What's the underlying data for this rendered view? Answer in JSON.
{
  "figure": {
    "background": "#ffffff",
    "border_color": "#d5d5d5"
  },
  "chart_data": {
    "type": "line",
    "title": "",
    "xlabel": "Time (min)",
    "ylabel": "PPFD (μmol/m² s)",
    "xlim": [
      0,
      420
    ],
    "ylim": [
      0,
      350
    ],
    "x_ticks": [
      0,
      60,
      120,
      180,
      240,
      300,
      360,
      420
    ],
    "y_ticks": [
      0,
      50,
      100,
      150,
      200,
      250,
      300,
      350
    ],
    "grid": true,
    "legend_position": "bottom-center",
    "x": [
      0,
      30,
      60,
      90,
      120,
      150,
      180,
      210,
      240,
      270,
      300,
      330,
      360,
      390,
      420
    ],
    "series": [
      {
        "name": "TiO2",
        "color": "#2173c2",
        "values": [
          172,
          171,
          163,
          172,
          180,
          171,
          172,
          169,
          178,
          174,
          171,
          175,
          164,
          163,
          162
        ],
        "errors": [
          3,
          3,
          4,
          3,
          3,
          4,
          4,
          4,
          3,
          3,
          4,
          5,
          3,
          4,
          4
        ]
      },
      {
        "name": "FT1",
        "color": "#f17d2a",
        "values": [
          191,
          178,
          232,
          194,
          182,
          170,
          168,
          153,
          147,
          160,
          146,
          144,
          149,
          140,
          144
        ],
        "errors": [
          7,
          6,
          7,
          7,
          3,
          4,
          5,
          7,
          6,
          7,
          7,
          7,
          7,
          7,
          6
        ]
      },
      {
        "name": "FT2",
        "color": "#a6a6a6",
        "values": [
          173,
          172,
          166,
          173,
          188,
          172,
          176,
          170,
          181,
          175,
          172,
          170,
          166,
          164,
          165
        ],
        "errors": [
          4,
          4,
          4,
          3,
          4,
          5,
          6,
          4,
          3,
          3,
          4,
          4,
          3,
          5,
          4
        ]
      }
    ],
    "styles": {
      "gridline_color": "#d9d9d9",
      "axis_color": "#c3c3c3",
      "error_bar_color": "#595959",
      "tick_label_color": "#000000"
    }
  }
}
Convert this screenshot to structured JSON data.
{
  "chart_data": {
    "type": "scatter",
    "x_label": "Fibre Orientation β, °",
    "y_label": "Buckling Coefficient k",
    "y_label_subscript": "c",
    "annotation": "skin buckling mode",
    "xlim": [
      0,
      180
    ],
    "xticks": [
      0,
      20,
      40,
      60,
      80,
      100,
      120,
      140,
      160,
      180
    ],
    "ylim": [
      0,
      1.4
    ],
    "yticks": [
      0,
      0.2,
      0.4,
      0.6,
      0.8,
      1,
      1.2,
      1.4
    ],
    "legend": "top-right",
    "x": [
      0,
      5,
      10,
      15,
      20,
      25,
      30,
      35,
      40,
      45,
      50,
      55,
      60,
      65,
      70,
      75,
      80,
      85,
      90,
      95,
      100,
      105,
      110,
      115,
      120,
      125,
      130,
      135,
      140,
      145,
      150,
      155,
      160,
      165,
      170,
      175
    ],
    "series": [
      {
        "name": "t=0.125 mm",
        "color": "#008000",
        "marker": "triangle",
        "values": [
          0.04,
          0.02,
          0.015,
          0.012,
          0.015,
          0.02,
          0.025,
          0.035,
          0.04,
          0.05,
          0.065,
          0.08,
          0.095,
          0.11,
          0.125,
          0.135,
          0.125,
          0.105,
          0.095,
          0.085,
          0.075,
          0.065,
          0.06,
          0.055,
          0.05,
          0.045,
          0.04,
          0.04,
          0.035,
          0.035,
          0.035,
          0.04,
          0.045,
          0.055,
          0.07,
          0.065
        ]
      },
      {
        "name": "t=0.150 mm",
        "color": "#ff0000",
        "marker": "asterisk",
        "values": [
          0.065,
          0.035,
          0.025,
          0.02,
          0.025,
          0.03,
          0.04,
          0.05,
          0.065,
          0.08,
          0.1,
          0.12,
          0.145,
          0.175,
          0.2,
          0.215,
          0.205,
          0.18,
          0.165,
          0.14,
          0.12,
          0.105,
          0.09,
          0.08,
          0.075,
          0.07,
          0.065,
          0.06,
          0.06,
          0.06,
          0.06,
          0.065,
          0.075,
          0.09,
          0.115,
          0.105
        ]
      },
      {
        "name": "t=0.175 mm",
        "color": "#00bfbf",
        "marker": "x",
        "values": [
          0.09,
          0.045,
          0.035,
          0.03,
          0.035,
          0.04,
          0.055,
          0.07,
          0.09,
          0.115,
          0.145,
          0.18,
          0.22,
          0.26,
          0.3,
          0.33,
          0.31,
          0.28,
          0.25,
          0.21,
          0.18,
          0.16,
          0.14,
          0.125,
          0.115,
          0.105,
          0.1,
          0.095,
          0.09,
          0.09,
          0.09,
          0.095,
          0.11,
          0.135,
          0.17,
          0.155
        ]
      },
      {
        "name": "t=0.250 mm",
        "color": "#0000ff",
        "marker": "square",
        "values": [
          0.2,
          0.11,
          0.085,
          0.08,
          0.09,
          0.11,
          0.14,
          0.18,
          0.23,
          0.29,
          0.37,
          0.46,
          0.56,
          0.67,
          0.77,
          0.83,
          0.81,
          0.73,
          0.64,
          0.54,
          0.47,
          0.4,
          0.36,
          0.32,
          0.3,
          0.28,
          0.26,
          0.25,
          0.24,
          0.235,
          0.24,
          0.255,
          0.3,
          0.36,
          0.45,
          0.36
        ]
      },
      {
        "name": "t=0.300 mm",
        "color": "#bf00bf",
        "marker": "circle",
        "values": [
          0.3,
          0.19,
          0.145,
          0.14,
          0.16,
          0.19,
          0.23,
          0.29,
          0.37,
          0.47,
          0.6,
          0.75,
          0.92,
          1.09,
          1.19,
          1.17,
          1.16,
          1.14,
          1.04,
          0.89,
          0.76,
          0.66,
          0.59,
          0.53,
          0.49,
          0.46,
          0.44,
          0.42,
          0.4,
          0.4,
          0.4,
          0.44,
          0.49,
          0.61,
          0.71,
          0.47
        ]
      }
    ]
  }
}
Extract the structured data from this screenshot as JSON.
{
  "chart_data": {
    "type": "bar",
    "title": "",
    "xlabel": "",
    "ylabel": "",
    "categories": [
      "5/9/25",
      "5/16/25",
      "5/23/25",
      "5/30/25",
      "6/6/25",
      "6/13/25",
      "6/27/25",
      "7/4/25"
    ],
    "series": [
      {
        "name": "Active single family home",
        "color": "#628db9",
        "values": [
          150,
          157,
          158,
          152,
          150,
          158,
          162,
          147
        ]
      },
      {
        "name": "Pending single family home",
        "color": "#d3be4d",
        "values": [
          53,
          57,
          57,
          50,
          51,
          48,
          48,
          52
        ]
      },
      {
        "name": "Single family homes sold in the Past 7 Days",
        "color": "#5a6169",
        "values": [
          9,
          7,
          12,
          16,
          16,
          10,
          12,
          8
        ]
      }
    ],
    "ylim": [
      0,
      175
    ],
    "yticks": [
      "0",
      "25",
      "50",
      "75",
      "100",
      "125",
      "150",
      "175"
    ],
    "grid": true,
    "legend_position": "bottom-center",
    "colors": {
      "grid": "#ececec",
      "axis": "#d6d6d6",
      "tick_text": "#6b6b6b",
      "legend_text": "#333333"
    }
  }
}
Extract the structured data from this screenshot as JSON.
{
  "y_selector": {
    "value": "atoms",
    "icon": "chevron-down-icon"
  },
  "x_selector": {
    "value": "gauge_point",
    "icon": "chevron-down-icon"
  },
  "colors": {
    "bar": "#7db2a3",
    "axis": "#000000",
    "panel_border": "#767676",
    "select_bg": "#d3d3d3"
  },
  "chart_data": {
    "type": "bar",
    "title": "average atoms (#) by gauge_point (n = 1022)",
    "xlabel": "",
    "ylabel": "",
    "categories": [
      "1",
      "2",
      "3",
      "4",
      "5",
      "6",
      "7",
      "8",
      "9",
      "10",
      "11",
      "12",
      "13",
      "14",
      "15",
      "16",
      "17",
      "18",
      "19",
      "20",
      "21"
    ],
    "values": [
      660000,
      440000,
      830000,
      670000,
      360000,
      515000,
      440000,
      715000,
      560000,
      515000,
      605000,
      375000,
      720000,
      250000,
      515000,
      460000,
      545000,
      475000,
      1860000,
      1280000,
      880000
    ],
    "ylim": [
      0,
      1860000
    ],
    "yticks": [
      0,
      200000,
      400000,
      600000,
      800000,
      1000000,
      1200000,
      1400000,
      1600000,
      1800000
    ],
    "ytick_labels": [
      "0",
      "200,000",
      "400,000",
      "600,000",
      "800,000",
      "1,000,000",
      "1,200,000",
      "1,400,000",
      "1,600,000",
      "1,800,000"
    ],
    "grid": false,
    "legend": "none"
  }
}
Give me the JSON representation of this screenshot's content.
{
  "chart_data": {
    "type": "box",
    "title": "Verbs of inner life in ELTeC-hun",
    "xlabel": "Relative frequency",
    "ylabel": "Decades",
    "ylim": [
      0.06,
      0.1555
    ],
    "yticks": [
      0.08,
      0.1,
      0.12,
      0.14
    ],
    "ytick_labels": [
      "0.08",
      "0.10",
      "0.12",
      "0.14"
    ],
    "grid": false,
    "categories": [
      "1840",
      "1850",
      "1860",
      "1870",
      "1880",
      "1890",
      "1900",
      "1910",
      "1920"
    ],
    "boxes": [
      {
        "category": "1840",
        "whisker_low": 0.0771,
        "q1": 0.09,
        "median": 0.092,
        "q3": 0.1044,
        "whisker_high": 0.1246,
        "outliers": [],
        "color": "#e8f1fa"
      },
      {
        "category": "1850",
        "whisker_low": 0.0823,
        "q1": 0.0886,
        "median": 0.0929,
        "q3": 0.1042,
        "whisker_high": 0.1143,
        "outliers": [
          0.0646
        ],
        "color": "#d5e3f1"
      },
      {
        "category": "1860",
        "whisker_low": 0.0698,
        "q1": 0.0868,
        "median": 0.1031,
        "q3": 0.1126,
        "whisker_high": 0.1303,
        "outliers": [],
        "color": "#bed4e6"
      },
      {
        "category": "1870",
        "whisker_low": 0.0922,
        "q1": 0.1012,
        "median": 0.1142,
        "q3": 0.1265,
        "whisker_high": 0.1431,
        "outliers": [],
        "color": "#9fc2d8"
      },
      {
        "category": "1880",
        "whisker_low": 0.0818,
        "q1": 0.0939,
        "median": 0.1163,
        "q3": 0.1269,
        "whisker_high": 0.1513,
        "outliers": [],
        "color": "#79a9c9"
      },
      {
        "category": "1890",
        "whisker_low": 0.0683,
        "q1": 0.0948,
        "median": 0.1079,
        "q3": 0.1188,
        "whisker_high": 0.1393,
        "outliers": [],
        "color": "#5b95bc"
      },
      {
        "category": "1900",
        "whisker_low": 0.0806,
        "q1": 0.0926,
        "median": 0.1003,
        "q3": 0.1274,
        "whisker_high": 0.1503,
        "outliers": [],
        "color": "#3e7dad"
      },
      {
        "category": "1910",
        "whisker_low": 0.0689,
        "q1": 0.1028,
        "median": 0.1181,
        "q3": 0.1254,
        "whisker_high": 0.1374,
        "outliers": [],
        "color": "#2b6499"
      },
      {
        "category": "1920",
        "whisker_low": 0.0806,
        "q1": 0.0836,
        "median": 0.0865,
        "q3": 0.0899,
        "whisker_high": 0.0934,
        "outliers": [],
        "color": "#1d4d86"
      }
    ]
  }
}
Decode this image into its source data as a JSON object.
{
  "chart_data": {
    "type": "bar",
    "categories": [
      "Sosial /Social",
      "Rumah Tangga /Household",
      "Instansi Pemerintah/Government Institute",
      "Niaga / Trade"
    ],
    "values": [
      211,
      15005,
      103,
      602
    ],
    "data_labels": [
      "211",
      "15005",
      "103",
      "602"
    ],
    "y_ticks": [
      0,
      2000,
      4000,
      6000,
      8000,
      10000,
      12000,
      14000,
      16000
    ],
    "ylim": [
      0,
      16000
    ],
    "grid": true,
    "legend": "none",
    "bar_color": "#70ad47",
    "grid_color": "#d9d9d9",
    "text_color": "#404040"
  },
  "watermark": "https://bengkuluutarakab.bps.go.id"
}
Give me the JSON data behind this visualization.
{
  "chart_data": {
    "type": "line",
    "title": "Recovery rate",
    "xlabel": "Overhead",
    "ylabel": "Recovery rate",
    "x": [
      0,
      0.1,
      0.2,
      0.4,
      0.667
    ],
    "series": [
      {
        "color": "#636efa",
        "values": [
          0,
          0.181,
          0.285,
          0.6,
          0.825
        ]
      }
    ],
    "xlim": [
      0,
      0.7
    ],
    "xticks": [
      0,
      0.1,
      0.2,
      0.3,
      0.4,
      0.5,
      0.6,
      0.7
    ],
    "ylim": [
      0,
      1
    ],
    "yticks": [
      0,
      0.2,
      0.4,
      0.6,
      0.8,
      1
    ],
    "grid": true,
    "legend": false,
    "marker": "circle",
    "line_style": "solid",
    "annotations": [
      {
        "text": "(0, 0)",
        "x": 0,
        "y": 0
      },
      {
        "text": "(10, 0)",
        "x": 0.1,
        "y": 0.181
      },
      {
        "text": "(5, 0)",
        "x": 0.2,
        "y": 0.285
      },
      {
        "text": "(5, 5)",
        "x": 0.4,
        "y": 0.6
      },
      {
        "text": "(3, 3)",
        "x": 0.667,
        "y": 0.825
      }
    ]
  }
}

_ _ _

List every line from the entries above in which "xlabel" appears.

    "xlabel": "Time (min)",
    "xlabel": "",
    "xlabel": "",
    "xlabel": "Relative frequency",
    "xlabel": "Overhead",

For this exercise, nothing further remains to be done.